> _Fragmento facilitado_

Devorar el futuro

Como era previsible, Mariano Rajoy ha utilizado el debate del Estado de la Nación para presentarse como el artífice del mejor de los mundos posibles. Gracias a él, España ha preservado su soberanía frente a Bruselas, la unidad indivisible de la nación española está garantizada, y la economía ha superado la recesión. Es solo cuestión de tiempo hasta que, gracias a la reforma laboral que su gobierno ha impuesto contra toda sinrazón, el mercado de trabajo recupere su mejor cara. Y todo ello sin el apoyo de la oposición, incapaz de cooperar lealmente, de superar sus líos internos y, sobre todo, de formular una alternativa atractiva para la mayoría de los españoles. Es muy probable que el presidente Rajoy y su partido se crean su propio discurso. Pero este cuento de primavera oculta una realidad bien distinta.

Tenemos hoy mucha más información acerca de las estrategias económicas que fomentan distintas formas de crecimiento sostenible, y de sus consecuencias. La clave está en priorizar la inversión sobre el consumo. Inversión significa hacer un esfuerzo hoy para recoger los frutos mañana e implica concentrar los recursos disponibles en educación, investigación, desarrollo, y servicios que faciliten tanto un mejor encaje entre oferta y demanda de trabajo como la incorporación de la mujer al mercado laboral. Consumo significa dedicar presupuesto a transferencias de renta para su uso a corto plazo. Los países que combinan altos niveles de consumo e inversión, como los escandinavos, generan crecimiento e igualdad. Los que priorizan la inversión sobre el consumo, como Estados Unidos, generan crecimiento a costa de la igualdad. Pero los que tienden a primar el consumo, sobre todo si es poco progresivo y basado en la captura del sector público por parte de intereses bien organizados, generan desigualdad e ineficiencia. Italia y España son dos ejemplos de esta última combinación letal para generar un crecimiento sostenible. Para poder combinar de manera efectiva altos niveles de consumo e inversión se necesitan niveles de capacidad fiscal mucho más elevados que los que tiene España. Para ello hacen falta reformas de calado, como discutía Antoni Zabalza en estas mismas páginas, de resultado visible solo a medio plazo.

> _Listado de datos_
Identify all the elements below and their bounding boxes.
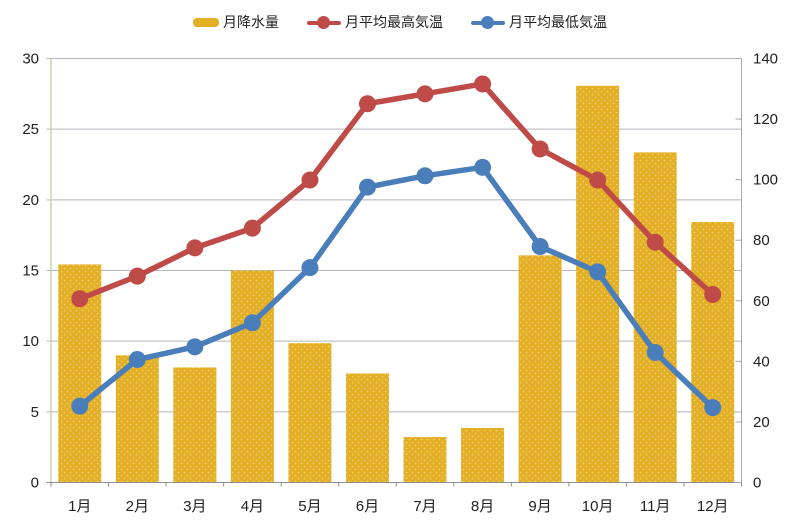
max-temp-series — [71, 75, 722, 308]
marker-10月 — [589, 263, 607, 281]
x-axis-category-label: 3月 — [183, 498, 206, 515]
legend-label: 月平均最低気温 — [509, 14, 607, 30]
axis-labels: 0 5 10 15 20 25 30 0 20 40 60 80 100 120 140 1月 2月 3月 4月 5月… — [22, 51, 778, 516]
marker-8月 — [474, 158, 492, 176]
bar-2月 — [115, 355, 159, 483]
right-axis-tick-label: 60 — [753, 293, 770, 310]
left-axis-tick-label: 5 — [31, 404, 39, 421]
x-axis-category-label: 7月 — [413, 498, 436, 515]
bar-10月 — [576, 85, 620, 483]
marker-10月 — [589, 171, 607, 189]
marker-2月 — [128, 351, 146, 369]
legend-label: 月平均最高気温 — [345, 14, 443, 30]
x-axis-category-label: 2月 — [126, 498, 149, 515]
marker-9月 — [531, 140, 549, 158]
legend-bar-swatch-icon — [193, 17, 219, 27]
x-axis-category-label: 1月 — [68, 498, 91, 515]
precipitation-bars — [58, 85, 735, 483]
marker-12月 — [704, 286, 722, 304]
legend-item-1: 月降水量 — [193, 12, 279, 32]
left-axis-tick-label: 15 — [22, 263, 39, 280]
x-axis-category-label: 9月 — [528, 498, 551, 515]
right-axis-tick-label: 0 — [753, 475, 761, 492]
x-axis-category-label: 12月 — [697, 498, 729, 515]
bar-11月 — [633, 152, 677, 483]
left-axis-tick-label: 20 — [22, 192, 39, 209]
marker-4月 — [243, 314, 261, 332]
marker-7月 — [416, 85, 434, 103]
x-axis-category-label: 5月 — [298, 498, 321, 515]
x-axis-category-label: 11月 — [640, 498, 671, 515]
bar-4月 — [230, 270, 274, 483]
legend-label: 月降水量 — [223, 14, 279, 30]
marker-4月 — [243, 219, 261, 237]
marker-9月 — [531, 237, 549, 255]
bar-12月 — [691, 222, 735, 483]
marker-5月 — [301, 259, 319, 277]
marker-2月 — [128, 267, 146, 285]
left-axis-tick-label: 30 — [22, 51, 39, 68]
right-axis-tick-label: 120 — [753, 111, 778, 128]
legend-item-2: 月平均最高気温 — [307, 12, 443, 32]
axes — [46, 58, 742, 487]
x-axis-category-label: 10月 — [582, 498, 614, 515]
right-axis-tick-label: 140 — [753, 51, 778, 68]
legend: 月降水量 月平均最高気温 月平均最低気温 — [0, 12, 800, 32]
x-axis-category-label: 4月 — [241, 498, 264, 515]
legend-item-3: 月平均最低気温 — [471, 12, 607, 32]
right-axis-tick-label: 20 — [753, 414, 770, 431]
left-axis-tick-label: 0 — [31, 475, 39, 492]
x-axis-category-label: 6月 — [356, 498, 379, 515]
bar-9月 — [518, 255, 562, 483]
min-temp-series — [71, 158, 722, 417]
bar-7月 — [403, 437, 447, 483]
marker-1月 — [71, 397, 89, 415]
legend-line-marker-swatch-icon — [471, 15, 505, 29]
marker-3月 — [186, 338, 204, 356]
legend-line-marker-swatch-icon — [307, 15, 341, 29]
marker-6月 — [358, 178, 376, 196]
left-axis-tick-label: 25 — [22, 121, 39, 138]
marker-3月 — [186, 239, 204, 257]
bar-3月 — [173, 367, 217, 483]
bar-5月 — [288, 343, 332, 483]
right-axis-tick-label: 40 — [753, 353, 770, 370]
bar-8月 — [461, 427, 505, 483]
marker-1月 — [71, 290, 89, 308]
marker-11月 — [646, 233, 664, 251]
right-axis-tick-label: 80 — [753, 232, 770, 249]
marker-7月 — [416, 167, 434, 185]
marker-5月 — [301, 171, 319, 189]
marker-8月 — [474, 75, 492, 93]
marker-6月 — [358, 95, 376, 113]
left-axis-tick-label: 10 — [22, 333, 39, 350]
x-axis-category-label: 8月 — [471, 498, 494, 515]
right-axis-tick-label: 100 — [753, 172, 778, 189]
gridlines — [46, 58, 742, 413]
marker-12月 — [704, 399, 722, 417]
marker-11月 — [646, 343, 664, 361]
bar-6月 — [345, 373, 389, 483]
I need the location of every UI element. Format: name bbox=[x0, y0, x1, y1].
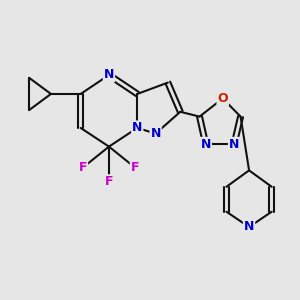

> _Tareas del ejercicio_
A – Devuelve del texto sobre Rajoy el fragmento que va desde "Como era previsible, Mariano" hasta "realidad bien distinta.", ambos incluidos, sin cambiar nada.
B – Resume en pocas líneas el párrafo del texto sobre Rajoy que empieza con "Tenemos hoy mucha más información", conservando sus datos principales.
C – Prolonga el texto sobre Rajoy a partir de su última frase.
No hace falta consultar el listado para nada.

> _Respuestas escritas_
A –
Como era previsible, Mariano Rajoy ha utilizado el debate del Estado de la Nación para presentarse como el artífice del mejor de los mundos posibles. Gracias a él, España ha preservado su soberanía frente a Bruselas, la unidad indivisible de la nación española está garantizada, y la economía ha superado la recesión. Es solo cuestión de tiempo hasta que, gracias a la reforma laboral que su gobierno ha impuesto contra toda sinrazón, el mercado de trabajo recupere su mejor cara. Y todo ello sin el apoyo de la oposición, incapaz de cooperar lealmente, de superar sus líos internos y, sobre todo, de formular una alternativa atractiva para la mayoría de los españoles. Es muy probable que el presidente Rajoy y su partido se crean su propio discurso. Pero este cuento de primavera oculta una realidad bien distinta.

B –
Hoy se sabe más sobre qué estrategias económicas impulsan un crecimiento sostenible. La clave es dar prioridad a la inversión frente al consumo. La inversión se centra en educación, investigación, desarrollo, servicios que ajusten la oferta y la demanda de trabajo y la incorporación de la mujer al empleo. El consumo son transferencias de renta para gastar a corto plazo.

Los países escandinavos combinan mucho consumo y mucha inversión, y logran crecimiento e igualdad. Estados Unidos prima la inversión y crece a costa de la igualdad. Italia y España priman un consumo poco progresivo, capturado por intereses bien organizados, y generan desigualdad e ineficiencia.

Para combinar consumo e inversión, España necesita mucha más capacidad fiscal. Eso exige reformas profundas, como planteaba Antoni Zabalza, y sus resultados solo se verían a medio plazo.

C –
Aunque poco, el gobierno español tiene margen para tomar decisiones. Puede optar entre agravar la situación o empezar a corregirla. Retórica aparte, sus preferencias son diáfanas. Reduce aun más la capacidad recaudatoria del estado con amnistías fiscales y reformas que huyen del fondo del problema y agravan la situación a medio plazo, como las propuestas durante el debate del estado de la nación; redistribuye de manera perversa hacia arriba, renunciando a recuperar las aportaciones al rescate bancario, mientras insiste en la devaluación interna, congela pensiones y socava los servicios sanitarios; no acomete reformas para eliminar la institucionalización de la corrupción, y por tanto del gasto ineficiente y de la falta de responsabilidad política; mantiene la protección de intereses especiales vía regulaciones y barreras a la entrada en sectores de innovación clave (como la universidad o el sector energético); elimina la protección al empleo sin desarrollar políticas que faciliten mejores transiciones en el mercado de trabajo, anulando así los posibles efectos positivos de una mayor flexibilidad en las relaciones contractuales; insiste en sacrificar la costa y priorizar el turismo como fuente principal de exportaciones, al tiempo que privilegia a los auto-empleados y pequeños empresarios en sectores de escasa productividad (esos serán lo principales beneficiarios de la llamada tarifa plana de la seguridad social, una ruta que se sabe ineficaz); y se afana en retrotraer la educación, la universidad y la inversión en ciencia y tecnología a niveles de hace dos décadas, mermando aun más el parco balance entre inversión y consumo que recibió.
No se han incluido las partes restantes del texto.